TASK MATERIAL =
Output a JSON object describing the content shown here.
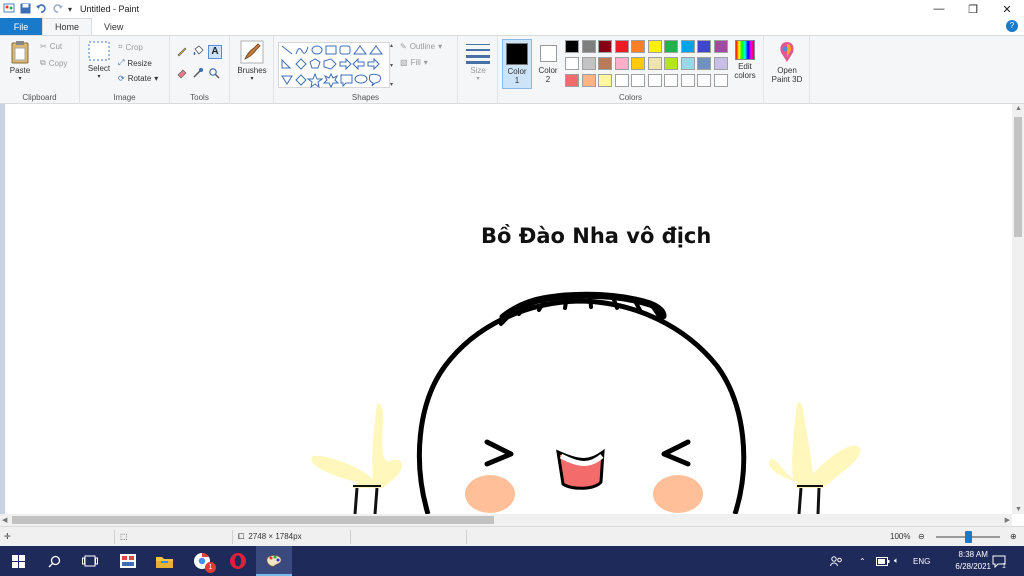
{
  "window": {
    "title": "Untitled - Paint",
    "minimize": "—",
    "restore": "❐",
    "close": "✕"
  },
  "tabs": {
    "file": "File",
    "home": "Home",
    "view": "View",
    "help": "?"
  },
  "ribbon": {
    "clipboard": {
      "label": "Clipboard",
      "paste": "Paste",
      "cut": "Cut",
      "copy": "Copy"
    },
    "image": {
      "label": "Image",
      "select": "Select",
      "crop": "Crop",
      "resize": "Resize",
      "rotate": "Rotate"
    },
    "tools": {
      "label": "Tools"
    },
    "brushes": {
      "label": "Brushes"
    },
    "shapes": {
      "label": "Shapes",
      "outline": "Outline",
      "fill": "Fill"
    },
    "size": {
      "label": "Size"
    },
    "colors": {
      "label": "Colors",
      "color1": "Color",
      "color1_num": "1",
      "color2": "Color",
      "color2_num": "2",
      "edit": "Edit",
      "edit2": "colors",
      "color1_value": "#000000",
      "color2_value": "#ffffff",
      "palette": [
        [
          "#000000",
          "#7f7f7f",
          "#880015",
          "#ed1c24",
          "#ff7f27",
          "#fff200",
          "#22b14c",
          "#00a2e8",
          "#3f48cc",
          "#a349a4"
        ],
        [
          "#ffffff",
          "#c3c3c3",
          "#b97a57",
          "#ffaec9",
          "#ffc90e",
          "#efe4b0",
          "#b5e61d",
          "#99d9ea",
          "#7092be",
          "#c8bfe7"
        ],
        [
          "#f06b6b",
          "#ffb482",
          "#fff7a0",
          "#ffffff",
          "#ffffff",
          "#ffffff",
          "#ffffff",
          "#ffffff",
          "#ffffff",
          "#ffffff"
        ]
      ]
    },
    "paint3d": {
      "line1": "Open",
      "line2": "Paint 3D"
    }
  },
  "canvas": {
    "caption": "Bồ Đào Nha vô địch"
  },
  "status": {
    "dimensions": "2748 × 1784px",
    "zoom": "100%"
  },
  "taskbar": {
    "lang": "ENG",
    "time": "8:38 AM",
    "date": "6/28/2021",
    "chrome_badge": "1",
    "notification_count": "1"
  }
}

THE PROBLEM =
Images in the records should not be copied. Repeat all the rest exactly.

ANSWER TO THE TASK =
Output a JSON object describing the content shown here.
{
  "window": {
    "title": "Untitled - Paint",
    "minimize": "—",
    "restore": "❐",
    "close": "✕"
  },
  "tabs": {
    "file": "File",
    "home": "Home",
    "view": "View",
    "help": "?"
  },
  "ribbon": {
    "clipboard": {
      "label": "Clipboard",
      "paste": "Paste",
      "cut": "Cut",
      "copy": "Copy"
    },
    "image": {
      "label": "Image",
      "select": "Select",
      "crop": "Crop",
      "resize": "Resize",
      "rotate": "Rotate"
    },
    "tools": {
      "label": "Tools"
    },
    "brushes": {
      "label": "Brushes"
    },
    "shapes": {
      "label": "Shapes",
      "outline": "Outline",
      "fill": "Fill"
    },
    "size": {
      "label": "Size"
    },
    "colors": {
      "label": "Colors",
      "color1": "Color",
      "color1_num": "1",
      "color2": "Color",
      "color2_num": "2",
      "edit": "Edit",
      "edit2": "colors",
      "color1_value": "#000000",
      "color2_value": "#ffffff",
      "palette": [
        [
          "#000000",
          "#7f7f7f",
          "#880015",
          "#ed1c24",
          "#ff7f27",
          "#fff200",
          "#22b14c",
          "#00a2e8",
          "#3f48cc",
          "#a349a4"
        ],
        [
          "#ffffff",
          "#c3c3c3",
          "#b97a57",
          "#ffaec9",
          "#ffc90e",
          "#efe4b0",
          "#b5e61d",
          "#99d9ea",
          "#7092be",
          "#c8bfe7"
        ],
        [
          "#f06b6b",
          "#ffb482",
          "#fff7a0",
          "#ffffff",
          "#ffffff",
          "#ffffff",
          "#ffffff",
          "#ffffff",
          "#ffffff",
          "#ffffff"
        ]
      ]
    },
    "paint3d": {
      "line1": "Open",
      "line2": "Paint 3D"
    }
  },
  "canvas": {
    "caption": "Bồ Đào Nha vô địch"
  },
  "status": {
    "dimensions": "2748 × 1784px",
    "zoom": "100%"
  },
  "taskbar": {
    "lang": "ENG",
    "time": "8:38 AM",
    "date": "6/28/2021",
    "chrome_badge": "1",
    "notification_count": "1"
  }
}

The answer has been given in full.